* _What you are asked to do_
Output every record below exactly as it appears.

* _Recorded data_
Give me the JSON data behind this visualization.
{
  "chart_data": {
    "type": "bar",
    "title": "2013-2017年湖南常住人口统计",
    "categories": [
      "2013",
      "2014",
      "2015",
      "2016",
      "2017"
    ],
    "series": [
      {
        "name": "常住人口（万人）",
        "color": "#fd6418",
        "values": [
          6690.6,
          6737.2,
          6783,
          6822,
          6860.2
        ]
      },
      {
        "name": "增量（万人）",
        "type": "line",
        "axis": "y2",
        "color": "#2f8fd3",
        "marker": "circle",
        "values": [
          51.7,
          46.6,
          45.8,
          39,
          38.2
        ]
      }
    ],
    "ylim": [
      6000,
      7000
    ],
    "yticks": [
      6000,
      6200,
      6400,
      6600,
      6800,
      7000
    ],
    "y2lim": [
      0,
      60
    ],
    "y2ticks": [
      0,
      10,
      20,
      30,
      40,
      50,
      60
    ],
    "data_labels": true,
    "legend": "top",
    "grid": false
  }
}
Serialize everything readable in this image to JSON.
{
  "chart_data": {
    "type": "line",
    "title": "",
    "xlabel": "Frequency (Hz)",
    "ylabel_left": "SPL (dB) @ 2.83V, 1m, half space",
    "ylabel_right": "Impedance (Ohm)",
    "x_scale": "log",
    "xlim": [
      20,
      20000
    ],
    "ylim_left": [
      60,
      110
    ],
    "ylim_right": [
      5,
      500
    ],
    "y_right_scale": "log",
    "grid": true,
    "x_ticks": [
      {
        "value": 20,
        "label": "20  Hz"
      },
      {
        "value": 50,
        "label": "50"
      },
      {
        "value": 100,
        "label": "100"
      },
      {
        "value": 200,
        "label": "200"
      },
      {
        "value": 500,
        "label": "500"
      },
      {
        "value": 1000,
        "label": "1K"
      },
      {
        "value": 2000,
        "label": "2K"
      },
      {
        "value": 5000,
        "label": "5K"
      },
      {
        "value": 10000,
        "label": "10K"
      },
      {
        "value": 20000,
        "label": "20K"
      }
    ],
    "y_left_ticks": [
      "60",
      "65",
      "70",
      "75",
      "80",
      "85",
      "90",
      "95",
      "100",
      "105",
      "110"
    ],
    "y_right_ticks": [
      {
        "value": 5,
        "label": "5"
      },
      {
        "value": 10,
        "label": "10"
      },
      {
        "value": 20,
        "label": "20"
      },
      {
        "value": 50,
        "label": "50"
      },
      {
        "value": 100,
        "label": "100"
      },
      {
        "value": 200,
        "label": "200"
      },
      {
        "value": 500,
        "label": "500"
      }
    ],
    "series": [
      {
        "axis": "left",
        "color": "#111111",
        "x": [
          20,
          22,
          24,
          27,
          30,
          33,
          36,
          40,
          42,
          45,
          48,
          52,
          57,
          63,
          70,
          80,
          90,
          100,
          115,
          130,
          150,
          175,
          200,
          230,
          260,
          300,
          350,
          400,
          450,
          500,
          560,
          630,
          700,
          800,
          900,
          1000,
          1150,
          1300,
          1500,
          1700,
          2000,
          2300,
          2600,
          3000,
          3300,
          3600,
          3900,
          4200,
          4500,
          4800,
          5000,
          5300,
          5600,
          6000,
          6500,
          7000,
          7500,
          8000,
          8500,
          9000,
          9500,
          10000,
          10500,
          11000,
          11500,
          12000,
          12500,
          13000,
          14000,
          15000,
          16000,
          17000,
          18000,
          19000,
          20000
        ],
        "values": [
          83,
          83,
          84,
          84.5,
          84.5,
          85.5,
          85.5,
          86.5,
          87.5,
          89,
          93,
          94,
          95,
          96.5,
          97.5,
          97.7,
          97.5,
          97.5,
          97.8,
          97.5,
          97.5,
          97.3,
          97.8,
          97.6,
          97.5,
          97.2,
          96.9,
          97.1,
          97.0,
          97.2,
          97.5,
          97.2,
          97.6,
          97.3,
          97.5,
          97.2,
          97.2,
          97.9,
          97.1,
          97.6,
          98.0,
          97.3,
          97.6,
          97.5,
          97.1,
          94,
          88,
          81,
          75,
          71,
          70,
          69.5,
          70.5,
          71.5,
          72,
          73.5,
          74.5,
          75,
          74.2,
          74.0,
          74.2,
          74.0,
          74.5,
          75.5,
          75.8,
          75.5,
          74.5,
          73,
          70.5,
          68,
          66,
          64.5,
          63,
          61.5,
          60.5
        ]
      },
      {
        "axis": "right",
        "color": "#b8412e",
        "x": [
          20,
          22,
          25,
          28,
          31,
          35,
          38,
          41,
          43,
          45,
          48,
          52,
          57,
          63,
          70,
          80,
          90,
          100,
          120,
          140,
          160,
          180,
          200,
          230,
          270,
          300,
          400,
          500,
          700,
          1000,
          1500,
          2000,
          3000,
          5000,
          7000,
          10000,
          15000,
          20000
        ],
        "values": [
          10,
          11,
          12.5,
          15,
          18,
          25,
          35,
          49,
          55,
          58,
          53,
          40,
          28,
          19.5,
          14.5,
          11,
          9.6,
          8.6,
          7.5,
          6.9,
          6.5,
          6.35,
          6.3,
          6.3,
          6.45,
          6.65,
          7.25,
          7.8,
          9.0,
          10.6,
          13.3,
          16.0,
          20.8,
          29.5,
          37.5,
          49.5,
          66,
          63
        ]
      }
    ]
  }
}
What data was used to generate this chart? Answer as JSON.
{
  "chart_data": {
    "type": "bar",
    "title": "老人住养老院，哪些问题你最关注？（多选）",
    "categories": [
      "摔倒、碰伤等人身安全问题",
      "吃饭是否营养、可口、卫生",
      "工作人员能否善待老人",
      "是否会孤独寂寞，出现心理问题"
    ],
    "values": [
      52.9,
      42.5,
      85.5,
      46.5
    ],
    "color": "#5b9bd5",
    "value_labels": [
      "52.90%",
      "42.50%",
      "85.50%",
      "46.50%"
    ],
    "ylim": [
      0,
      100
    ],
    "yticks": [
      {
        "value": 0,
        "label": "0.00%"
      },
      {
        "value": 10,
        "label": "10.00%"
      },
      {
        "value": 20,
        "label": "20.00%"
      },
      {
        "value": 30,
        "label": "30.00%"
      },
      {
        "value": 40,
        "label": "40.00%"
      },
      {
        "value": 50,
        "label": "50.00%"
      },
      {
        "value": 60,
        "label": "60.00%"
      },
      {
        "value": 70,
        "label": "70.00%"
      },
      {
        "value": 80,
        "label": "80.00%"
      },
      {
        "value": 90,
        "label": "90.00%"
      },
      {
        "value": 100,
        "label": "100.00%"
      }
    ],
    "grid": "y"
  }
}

* _Solution to this task_
Give me the JSON data behind this visualization.
{
  "chart_data": {
    "type": "bar",
    "title": "2013-2017年湖南常住人口统计",
    "categories": [
      "2013",
      "2014",
      "2015",
      "2016",
      "2017"
    ],
    "series": [
      {
        "name": "常住人口（万人）",
        "color": "#fd6418",
        "values": [
          6690.6,
          6737.2,
          6783,
          6822,
          6860.2
        ]
      },
      {
        "name": "增量（万人）",
        "type": "line",
        "axis": "y2",
        "color": "#2f8fd3",
        "marker": "circle",
        "values": [
          51.7,
          46.6,
          45.8,
          39,
          38.2
        ]
      }
    ],
    "ylim": [
      6000,
      7000
    ],
    "yticks": [
      6000,
      6200,
      6400,
      6600,
      6800,
      7000
    ],
    "y2lim": [
      0,
      60
    ],
    "y2ticks": [
      0,
      10,
      20,
      30,
      40,
      50,
      60
    ],
    "data_labels": true,
    "legend": "top",
    "grid": false
  }
}
Serialize everything readable in this image to JSON.
{
  "chart_data": {
    "type": "line",
    "title": "",
    "xlabel": "Frequency (Hz)",
    "ylabel_left": "SPL (dB) @ 2.83V, 1m, half space",
    "ylabel_right": "Impedance (Ohm)",
    "x_scale": "log",
    "xlim": [
      20,
      20000
    ],
    "ylim_left": [
      60,
      110
    ],
    "ylim_right": [
      5,
      500
    ],
    "y_right_scale": "log",
    "grid": true,
    "x_ticks": [
      {
        "value": 20,
        "label": "20  Hz"
      },
      {
        "value": 50,
        "label": "50"
      },
      {
        "value": 100,
        "label": "100"
      },
      {
        "value": 200,
        "label": "200"
      },
      {
        "value": 500,
        "label": "500"
      },
      {
        "value": 1000,
        "label": "1K"
      },
      {
        "value": 2000,
        "label": "2K"
      },
      {
        "value": 5000,
        "label": "5K"
      },
      {
        "value": 10000,
        "label": "10K"
      },
      {
        "value": 20000,
        "label": "20K"
      }
    ],
    "y_left_ticks": [
      "60",
      "65",
      "70",
      "75",
      "80",
      "85",
      "90",
      "95",
      "100",
      "105",
      "110"
    ],
    "y_right_ticks": [
      {
        "value": 5,
        "label": "5"
      },
      {
        "value": 10,
        "label": "10"
      },
      {
        "value": 20,
        "label": "20"
      },
      {
        "value": 50,
        "label": "50"
      },
      {
        "value": 100,
        "label": "100"
      },
      {
        "value": 200,
        "label": "200"
      },
      {
        "value": 500,
        "label": "500"
      }
    ],
    "series": [
      {
        "axis": "left",
        "color": "#111111",
        "x": [
          20,
          22,
          24,
          27,
          30,
          33,
          36,
          40,
          42,
          45,
          48,
          52,
          57,
          63,
          70,
          80,
          90,
          100,
          115,
          130,
          150,
          175,
          200,
          230,
          260,
          300,
          350,
          400,
          450,
          500,
          560,
          630,
          700,
          800,
          900,
          1000,
          1150,
          1300,
          1500,
          1700,
          2000,
          2300,
          2600,
          3000,
          3300,
          3600,
          3900,
          4200,
          4500,
          4800,
          5000,
          5300,
          5600,
          6000,
          6500,
          7000,
          7500,
          8000,
          8500,
          9000,
          9500,
          10000,
          10500,
          11000,
          11500,
          12000,
          12500,
          13000,
          14000,
          15000,
          16000,
          17000,
          18000,
          19000,
          20000
        ],
        "values": [
          83,
          83,
          84,
          84.5,
          84.5,
          85.5,
          85.5,
          86.5,
          87.5,
          89,
          93,
          94,
          95,
          96.5,
          97.5,
          97.7,
          97.5,
          97.5,
          97.8,
          97.5,
          97.5,
          97.3,
          97.8,
          97.6,
          97.5,
          97.2,
          96.9,
          97.1,
          97.0,
          97.2,
          97.5,
          97.2,
          97.6,
          97.3,
          97.5,
          97.2,
          97.2,
          97.9,
          97.1,
          97.6,
          98.0,
          97.3,
          97.6,
          97.5,
          97.1,
          94,
          88,
          81,
          75,
          71,
          70,
          69.5,
          70.5,
          71.5,
          72,
          73.5,
          74.5,
          75,
          74.2,
          74.0,
          74.2,
          74.0,
          74.5,
          75.5,
          75.8,
          75.5,
          74.5,
          73,
          70.5,
          68,
          66,
          64.5,
          63,
          61.5,
          60.5
        ]
      },
      {
        "axis": "right",
        "color": "#b8412e",
        "x": [
          20,
          22,
          25,
          28,
          31,
          35,
          38,
          41,
          43,
          45,
          48,
          52,
          57,
          63,
          70,
          80,
          90,
          100,
          120,
          140,
          160,
          180,
          200,
          230,
          270,
          300,
          400,
          500,
          700,
          1000,
          1500,
          2000,
          3000,
          5000,
          7000,
          10000,
          15000,
          20000
        ],
        "values": [
          10,
          11,
          12.5,
          15,
          18,
          25,
          35,
          49,
          55,
          58,
          53,
          40,
          28,
          19.5,
          14.5,
          11,
          9.6,
          8.6,
          7.5,
          6.9,
          6.5,
          6.35,
          6.3,
          6.3,
          6.45,
          6.65,
          7.25,
          7.8,
          9.0,
          10.6,
          13.3,
          16.0,
          20.8,
          29.5,
          37.5,
          49.5,
          66,
          63
        ]
      }
    ]
  }
}
What data was used to generate this chart? Answer as JSON.
{
  "chart_data": {
    "type": "bar",
    "title": "老人住养老院，哪些问题你最关注？（多选）",
    "categories": [
      "摔倒、碰伤等人身安全问题",
      "吃饭是否营养、可口、卫生",
      "工作人员能否善待老人",
      "是否会孤独寂寞，出现心理问题"
    ],
    "values": [
      52.9,
      42.5,
      85.5,
      46.5
    ],
    "color": "#5b9bd5",
    "value_labels": [
      "52.90%",
      "42.50%",
      "85.50%",
      "46.50%"
    ],
    "ylim": [
      0,
      100
    ],
    "yticks": [
      {
        "value": 0,
        "label": "0.00%"
      },
      {
        "value": 10,
        "label": "10.00%"
      },
      {
        "value": 20,
        "label": "20.00%"
      },
      {
        "value": 30,
        "label": "30.00%"
      },
      {
        "value": 40,
        "label": "40.00%"
      },
      {
        "value": 50,
        "label": "50.00%"
      },
      {
        "value": 60,
        "label": "60.00%"
      },
      {
        "value": 70,
        "label": "70.00%"
      },
      {
        "value": 80,
        "label": "80.00%"
      },
      {
        "value": 90,
        "label": "90.00%"
      },
      {
        "value": 100,
        "label": "100.00%"
      }
    ],
    "grid": "y"
  }
}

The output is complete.